> _Prompt_:
Set down the records once more, please, exactly and with the pictures left out.

> _Input material_:
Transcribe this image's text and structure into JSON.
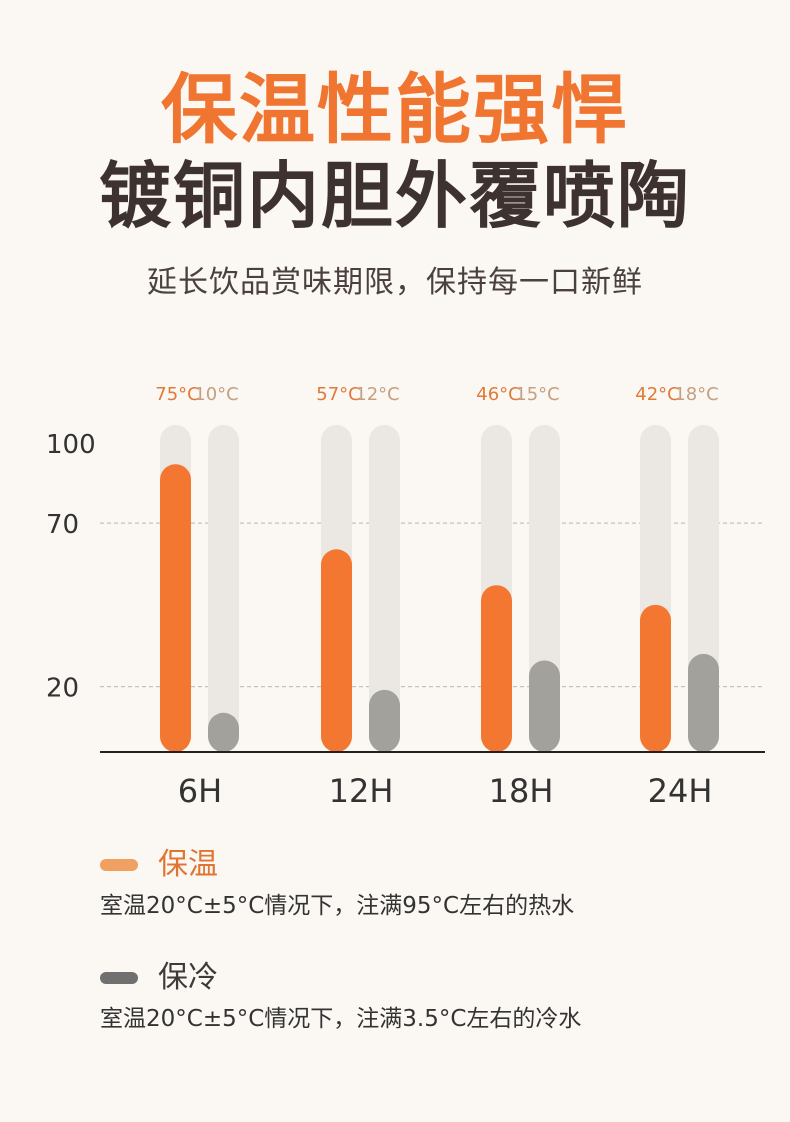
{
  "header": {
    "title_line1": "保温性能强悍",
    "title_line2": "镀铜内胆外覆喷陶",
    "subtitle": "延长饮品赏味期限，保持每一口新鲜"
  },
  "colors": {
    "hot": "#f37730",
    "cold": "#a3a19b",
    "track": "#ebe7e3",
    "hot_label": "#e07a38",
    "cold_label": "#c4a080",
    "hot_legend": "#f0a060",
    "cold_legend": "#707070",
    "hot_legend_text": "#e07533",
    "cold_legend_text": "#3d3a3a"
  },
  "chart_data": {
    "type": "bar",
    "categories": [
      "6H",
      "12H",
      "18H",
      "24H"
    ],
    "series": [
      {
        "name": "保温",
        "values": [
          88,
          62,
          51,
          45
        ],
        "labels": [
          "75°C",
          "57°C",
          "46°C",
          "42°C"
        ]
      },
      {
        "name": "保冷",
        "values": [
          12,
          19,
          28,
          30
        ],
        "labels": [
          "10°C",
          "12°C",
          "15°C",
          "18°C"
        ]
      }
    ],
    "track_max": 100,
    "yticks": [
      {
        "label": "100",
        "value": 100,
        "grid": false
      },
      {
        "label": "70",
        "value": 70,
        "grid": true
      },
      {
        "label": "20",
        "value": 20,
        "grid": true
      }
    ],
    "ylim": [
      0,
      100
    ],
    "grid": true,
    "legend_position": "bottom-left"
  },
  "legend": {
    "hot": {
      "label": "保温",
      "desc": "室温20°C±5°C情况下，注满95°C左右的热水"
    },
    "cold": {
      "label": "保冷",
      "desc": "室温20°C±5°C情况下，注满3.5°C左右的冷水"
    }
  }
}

> _Reply to the task_:
Transcribe this image's text and structure into JSON.
{
  "header": {
    "title_line1": "保温性能强悍",
    "title_line2": "镀铜内胆外覆喷陶",
    "subtitle": "延长饮品赏味期限，保持每一口新鲜"
  },
  "colors": {
    "hot": "#f37730",
    "cold": "#a3a19b",
    "track": "#ebe7e3",
    "hot_label": "#e07a38",
    "cold_label": "#c4a080",
    "hot_legend": "#f0a060",
    "cold_legend": "#707070",
    "hot_legend_text": "#e07533",
    "cold_legend_text": "#3d3a3a"
  },
  "chart_data": {
    "type": "bar",
    "categories": [
      "6H",
      "12H",
      "18H",
      "24H"
    ],
    "series": [
      {
        "name": "保温",
        "values": [
          88,
          62,
          51,
          45
        ],
        "labels": [
          "75°C",
          "57°C",
          "46°C",
          "42°C"
        ]
      },
      {
        "name": "保冷",
        "values": [
          12,
          19,
          28,
          30
        ],
        "labels": [
          "10°C",
          "12°C",
          "15°C",
          "18°C"
        ]
      }
    ],
    "track_max": 100,
    "yticks": [
      {
        "label": "100",
        "value": 100,
        "grid": false
      },
      {
        "label": "70",
        "value": 70,
        "grid": true
      },
      {
        "label": "20",
        "value": 20,
        "grid": true
      }
    ],
    "ylim": [
      0,
      100
    ],
    "grid": true,
    "legend_position": "bottom-left"
  },
  "legend": {
    "hot": {
      "label": "保温",
      "desc": "室温20°C±5°C情况下，注满95°C左右的热水"
    },
    "cold": {
      "label": "保冷",
      "desc": "室温20°C±5°C情况下，注满3.5°C左右的冷水"
    }
  }
}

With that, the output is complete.